Check every line of the entries that follow, and copy the ones containing "stamens".

======== Recorded data ========

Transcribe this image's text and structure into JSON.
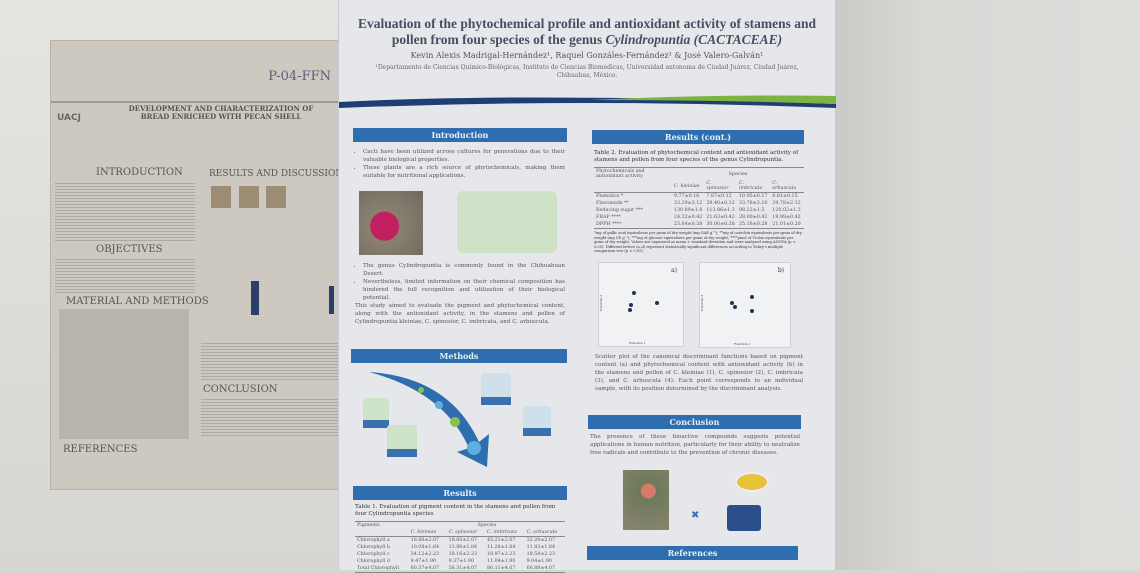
{
  "left_poster": {
    "code": "P-04-FFN",
    "logo": "UACJ",
    "title": "DEVELOPMENT AND CHARACTERIZATION OF BREAD ENRICHED WITH PECAN SHELL",
    "sections": [
      "INTRODUCTION",
      "RESULTS AND DISCUSSION",
      "OBJECTIVES",
      "MATERIAL AND METHODS",
      "CONCLUSION",
      "REFERENCES"
    ]
  },
  "main_poster": {
    "title": "Evaluation of the phytochemical profile and antioxidant activity of stamens and pollen from four species of the genus",
    "title_italic": "Cylindropuntia (CACTACEAE)",
    "authors": "Kevin Alexis Madrigal-Hernández¹, Raquel Gonzáles-Fernández¹ & José Valero-Galván¹",
    "affiliation": "¹Departamento de Ciencias Químico-Biológicas, Instituto de Ciencias Biomedicas, Universidad autonoma de Ciudad Juárez, Ciudad Juárez, Chihuahua, México.",
    "colors": {
      "header_blue": "#2f6eae",
      "wave_green": "#7cb342",
      "wave_navy": "#1f3f74"
    },
    "introduction": {
      "heading": "Introduction",
      "bullets1": [
        "Cacti have been utilized across cultures for generations due to their valuable biological properties.",
        "These plants are a rich source of phytochemicals, making them suitable for nutritional applications."
      ],
      "bullets2": [
        "The genus Cylindropuntia is commonly found in the Chihuahuan Desert.",
        "Nevertheless, limited information on their chemical composition has hindered the full recognition and utilization of their biological potential."
      ],
      "aim": "This study aimed to evaluate the pigment and phytochemical content, along with the antioxidant activity, in the stamens and pollen of Cylindropuntia kleiniae, C. spinosior, C. imbricata, and C. arbuscula."
    },
    "methods": {
      "heading": "Methods"
    },
    "results": {
      "heading": "Results",
      "table1": {
        "caption": "Table 1. Evaluation of pigment content in the stamens and pollen from four Cylindropuntia species",
        "row_header": "Pigments",
        "group_header": "Species",
        "columns": [
          "C. kleiniae",
          "C. spinosior",
          "C. imbricata",
          "C. arbuscula"
        ],
        "rows": [
          [
            "Chlorophyll a",
            "18.86±2.07",
            "18.60±2.07",
            "45.21±2.07",
            "32.29±2.07"
          ],
          [
            "Chlorophyll b",
            "10.08±1.64",
            "11.86±1.84",
            "11.28±1.84",
            "11.83±1.84"
          ],
          [
            "Chlorophyll c",
            "34.12±2.23",
            "18.16±2.23",
            "18.97±2.23",
            "19.54±2.23"
          ],
          [
            "Chlorophyll d",
            "9.47±1.90",
            "9.37±1.90",
            "11.04±1.90",
            "9.04±1.90"
          ],
          [
            "Total Chlorophyll",
            "60.37±4.07",
            "58.31±4.07",
            "80.11±4.07",
            "66.88±4.07"
          ]
        ]
      }
    },
    "results_cont": {
      "heading": "Results (cont.)",
      "table2": {
        "caption": "Table 2. Evaluation of phytochemical content and antioxidant activity of stamens and pollen from four species of the genus Cylindropuntia.",
        "row_header": "Phytochemicals and antioxidant activity",
        "group_header": "Species",
        "columns": [
          "C. kleiniae",
          "C. spinosior",
          "C. imbricata",
          "C. arbuscula"
        ],
        "rows": [
          [
            "Phenolics *",
            "9.77±0.16",
            "7.87±0.12",
            "10.95±0.17",
            "8.81±0.15"
          ],
          [
            "Flavonoids **",
            "33.29±3.12",
            "29.40±0.12",
            "33.78±3.10",
            "39.78±2.12"
          ],
          [
            "Reducing sugar ***",
            "130.89±1.8",
            "113.86±1.3",
            "98.22±1.5",
            "120.02±1.3"
          ],
          [
            "FRAP ****",
            "24.32±0.42",
            "21.63±0.42",
            "28.00±0.42",
            "19.98±0.42"
          ],
          [
            "DPPH ****",
            "23.84±0.28",
            "30.06±0.28",
            "25.18±0.28",
            "21.01±0.20"
          ]
        ],
        "footnote": "*mg of gallic acid equivalents per gram of dry weight (mg GAE g⁻¹); **mg of catechin equivalents per gram of dry weight (mg CE g⁻¹); ***mg of glucose equivalents per gram of dry weight; ****µmol of Trolox equivalents per gram of dry weight. Values are expressed as mean ± standard deviation and were analyzed using ANOVA (p < 0.05). Different letters (a–d) represent statistically significant differences according to Tukey's multiple comparison test (p < 0.05)."
      },
      "plots": [
        {
          "label": "a)",
          "xlabel": "Function 1",
          "ylabel": "Function 2"
        },
        {
          "label": "b)",
          "xlabel": "Function 1",
          "ylabel": "Function 2"
        }
      ],
      "plot_caption": "Scatter plot of the canonical discriminant functions based on pigment content (a) and phytochemical content with antioxidant activity (b) in the stamens and pollen of C. kleiniae (1), C. spinosior (2), C. imbricata (3), and C. arbuscula (4). Each point corresponds to an individual sample, with its position determined by the discriminant analysis."
    },
    "conclusion": {
      "heading": "Conclusion",
      "text": "The presence of these bioactive compounds suggests potential applications in human nutrition, particularly for their ability to neutralize free radicals and contribute to the prevention of chronic diseases."
    },
    "references": {
      "heading": "References"
    }
  }
}
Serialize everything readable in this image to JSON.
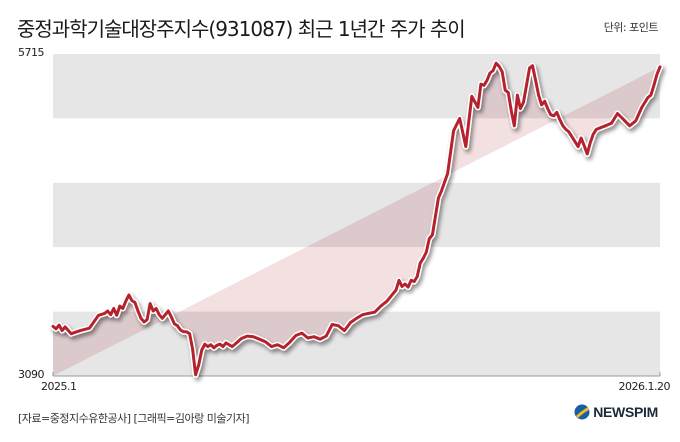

========

Exercise answer:
    "title": "Evaluation of the phytochemical profile and antioxidant activity of stamens and pollen from four species of the genus",
      "aim": "This study aimed to evaluate the pigment and phytochemical content, along with the antioxidant activity, in the stamens and pollen of Cylindropuntia kleiniae, C. spinosior, C. imbricata, and C. arbuscula."
        "caption": "Table 1. Evaluation of pigment content in the stamens and pollen from four Cylindropuntia species",
        "caption": "Table 2. Evaluation of phytochemical content and antioxidant activity of stamens and pollen from four species of the genus Cylindropuntia.",
      "plot_caption": "Scatter plot of the canonical discriminant functions based on pigment content (a) and phytochemical content with antioxidant activity (b) in the stamens and pollen of C. kleiniae (1), C. spinosior (2), C. imbricata (3), and C. arbuscula (4). Each point corresponds to an individual sample, with its position determined by the discriminant analysis."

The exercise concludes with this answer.